Auch unsere Erde entstand aus ähnlichem Material. Doch ihrer enormen Masse wegen schmolz sie auf, differenzierte: Schwere Elemente sanken ab, leichte stiegen auf. Bei den gewöhnlichen Chondriten war dies nie der Fall. Manche wurden zwar längere Zeit höheren Temperaturen ausgesetzt, zum Schmelzen reichten diese aber nicht. Die ursprüngliche, homogene Mischung blieb gut erhalten.

Auch Meteorite stammen, von ganz wenigen Ausnahmen abgesehen, aus dem Asteroidenreich. Gerne hätte man die vielen gewöhnlichen Chondrite mit den S-Asteroiden in Verbindung gebracht, die bevorzugt den inneren Teil des Kleinplanetengürtels bevölkern. Deren Spektrum verrät nämlich vergleichbare mineralische Zusammensetzung. Doch die Kleinplaneten sind etwas rötlicher und weisen einen deutlichen Eisenüberschuss auf. Das verwirrt, denn ohne die S-Asteroide stünden die häufigsten aller Meteorite ohne Mutterkörper da.

#### BEREITGESTELLTE ANGABEN:
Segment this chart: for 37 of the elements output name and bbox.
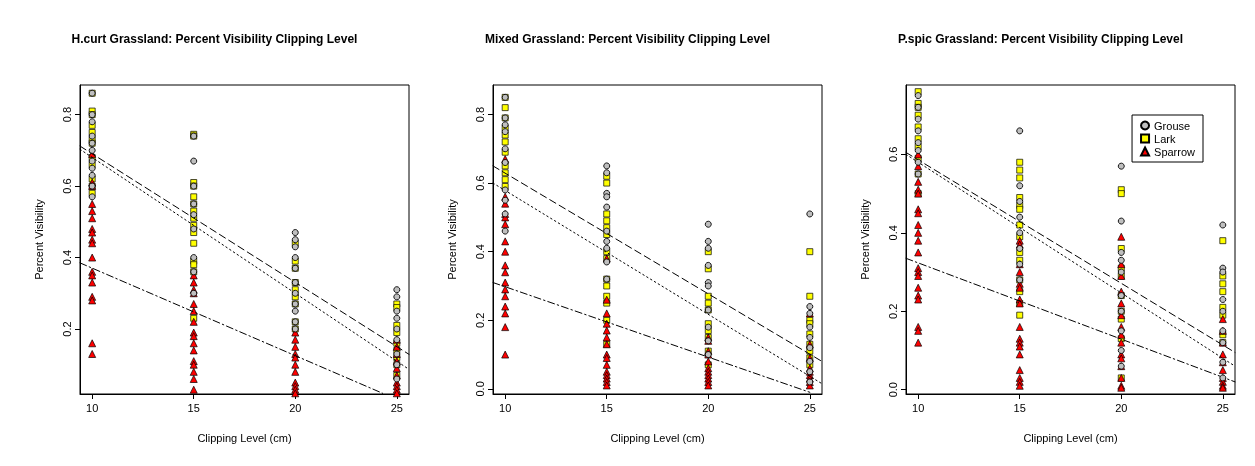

#### AUFGABENSTELLUNG A:
Welche Asteroiden bevölkern laut dem Textauszug bevorzugt den inneren Teil des Kleinplanetengürtels?
#### AUFGABENSTELLUNG B:
Stimmen die folgenden Aussagen mit dem Textauszug überein? Beantworte jede mit Ja oder Nein und zitiere die entscheidenden Worte. (i) Die gewöhnlichen Chondrite sind nie aufgeschmolzen und haben sich nie differenziert. (ii) Die Kleinplaneten sind etwas bläulicher als die gewöhnlichen Chondrite. (iii) Meteorite stammen ausnahmslos aus dem Asteroidenreich.
Die Auflistung hat mit dem Textauszug nichts zu tun.

#### ERGEBNIS A:
Die S-Asteroiden.

#### ERGEBNIS B:
(i) Ja: „Bei den gewöhnlichen Chondriten war dies nie der Fall.“
(ii) Nein: „Doch die Kleinplaneten sind etwas rötlicher“
(iii) Nein: „von ganz wenigen Ausnahmen abgesehen“